**What is needed:** The expected answer is the data below, retyped exactly.

**Records to process:**
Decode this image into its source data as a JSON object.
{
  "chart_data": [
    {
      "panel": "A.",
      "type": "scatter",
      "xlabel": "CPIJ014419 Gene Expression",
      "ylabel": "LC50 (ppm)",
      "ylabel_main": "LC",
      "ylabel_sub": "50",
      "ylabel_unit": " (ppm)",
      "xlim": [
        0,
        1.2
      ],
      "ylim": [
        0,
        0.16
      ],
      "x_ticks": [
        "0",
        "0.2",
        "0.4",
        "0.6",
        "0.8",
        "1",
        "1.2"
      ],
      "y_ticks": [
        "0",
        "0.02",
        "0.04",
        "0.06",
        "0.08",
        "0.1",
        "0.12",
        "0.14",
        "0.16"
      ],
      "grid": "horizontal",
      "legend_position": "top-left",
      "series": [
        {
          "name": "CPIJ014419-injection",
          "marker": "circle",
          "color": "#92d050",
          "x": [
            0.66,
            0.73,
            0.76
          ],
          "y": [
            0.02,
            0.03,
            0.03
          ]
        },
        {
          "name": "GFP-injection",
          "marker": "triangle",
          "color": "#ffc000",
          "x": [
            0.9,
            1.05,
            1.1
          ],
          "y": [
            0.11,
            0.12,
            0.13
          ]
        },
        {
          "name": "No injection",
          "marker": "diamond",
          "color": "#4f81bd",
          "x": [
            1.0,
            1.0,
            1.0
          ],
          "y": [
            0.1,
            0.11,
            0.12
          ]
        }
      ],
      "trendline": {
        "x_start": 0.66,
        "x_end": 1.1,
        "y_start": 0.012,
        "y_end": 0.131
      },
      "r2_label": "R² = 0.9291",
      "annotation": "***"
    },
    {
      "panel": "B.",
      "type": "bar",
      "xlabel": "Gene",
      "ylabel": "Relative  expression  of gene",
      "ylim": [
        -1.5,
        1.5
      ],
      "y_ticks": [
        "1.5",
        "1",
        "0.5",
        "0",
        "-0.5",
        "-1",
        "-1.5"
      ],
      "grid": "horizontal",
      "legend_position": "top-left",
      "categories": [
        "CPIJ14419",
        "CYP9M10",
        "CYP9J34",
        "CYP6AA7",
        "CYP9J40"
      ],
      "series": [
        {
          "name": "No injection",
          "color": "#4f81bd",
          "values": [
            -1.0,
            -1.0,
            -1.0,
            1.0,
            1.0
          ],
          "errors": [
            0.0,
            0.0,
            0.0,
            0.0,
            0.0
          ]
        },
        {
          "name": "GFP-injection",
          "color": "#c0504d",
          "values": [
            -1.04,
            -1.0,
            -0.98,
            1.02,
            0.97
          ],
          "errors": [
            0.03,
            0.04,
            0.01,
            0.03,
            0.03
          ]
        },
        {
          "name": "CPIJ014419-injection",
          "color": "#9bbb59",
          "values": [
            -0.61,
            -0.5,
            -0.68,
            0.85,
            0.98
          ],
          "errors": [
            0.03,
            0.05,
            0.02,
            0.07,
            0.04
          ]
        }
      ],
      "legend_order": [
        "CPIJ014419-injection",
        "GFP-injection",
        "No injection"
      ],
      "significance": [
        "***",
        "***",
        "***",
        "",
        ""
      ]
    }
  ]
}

**The completed task:**
Decode this image into its source data as a JSON object.
{
  "chart_data": [
    {
      "panel": "A.",
      "type": "scatter",
      "xlabel": "CPIJ014419 Gene Expression",
      "ylabel": "LC50 (ppm)",
      "ylabel_main": "LC",
      "ylabel_sub": "50",
      "ylabel_unit": " (ppm)",
      "xlim": [
        0,
        1.2
      ],
      "ylim": [
        0,
        0.16
      ],
      "x_ticks": [
        "0",
        "0.2",
        "0.4",
        "0.6",
        "0.8",
        "1",
        "1.2"
      ],
      "y_ticks": [
        "0",
        "0.02",
        "0.04",
        "0.06",
        "0.08",
        "0.1",
        "0.12",
        "0.14",
        "0.16"
      ],
      "grid": "horizontal",
      "legend_position": "top-left",
      "series": [
        {
          "name": "CPIJ014419-injection",
          "marker": "circle",
          "color": "#92d050",
          "x": [
            0.66,
            0.73,
            0.76
          ],
          "y": [
            0.02,
            0.03,
            0.03
          ]
        },
        {
          "name": "GFP-injection",
          "marker": "triangle",
          "color": "#ffc000",
          "x": [
            0.9,
            1.05,
            1.1
          ],
          "y": [
            0.11,
            0.12,
            0.13
          ]
        },
        {
          "name": "No injection",
          "marker": "diamond",
          "color": "#4f81bd",
          "x": [
            1.0,
            1.0,
            1.0
          ],
          "y": [
            0.1,
            0.11,
            0.12
          ]
        }
      ],
      "trendline": {
        "x_start": 0.66,
        "x_end": 1.1,
        "y_start": 0.012,
        "y_end": 0.131
      },
      "r2_label": "R² = 0.9291",
      "annotation": "***"
    },
    {
      "panel": "B.",
      "type": "bar",
      "xlabel": "Gene",
      "ylabel": "Relative  expression  of gene",
      "ylim": [
        -1.5,
        1.5
      ],
      "y_ticks": [
        "1.5",
        "1",
        "0.5",
        "0",
        "-0.5",
        "-1",
        "-1.5"
      ],
      "grid": "horizontal",
      "legend_position": "top-left",
      "categories": [
        "CPIJ14419",
        "CYP9M10",
        "CYP9J34",
        "CYP6AA7",
        "CYP9J40"
      ],
      "series": [
        {
          "name": "No injection",
          "color": "#4f81bd",
          "values": [
            -1.0,
            -1.0,
            -1.0,
            1.0,
            1.0
          ],
          "errors": [
            0.0,
            0.0,
            0.0,
            0.0,
            0.0
          ]
        },
        {
          "name": "GFP-injection",
          "color": "#c0504d",
          "values": [
            -1.04,
            -1.0,
            -0.98,
            1.02,
            0.97
          ],
          "errors": [
            0.03,
            0.04,
            0.01,
            0.03,
            0.03
          ]
        },
        {
          "name": "CPIJ014419-injection",
          "color": "#9bbb59",
          "values": [
            -0.61,
            -0.5,
            -0.68,
            0.85,
            0.98
          ],
          "errors": [
            0.03,
            0.05,
            0.02,
            0.07,
            0.04
          ]
        }
      ],
      "legend_order": [
        "CPIJ014419-injection",
        "GFP-injection",
        "No injection"
      ],
      "significance": [
        "***",
        "***",
        "***",
        "",
        ""
      ]
    }
  ]
}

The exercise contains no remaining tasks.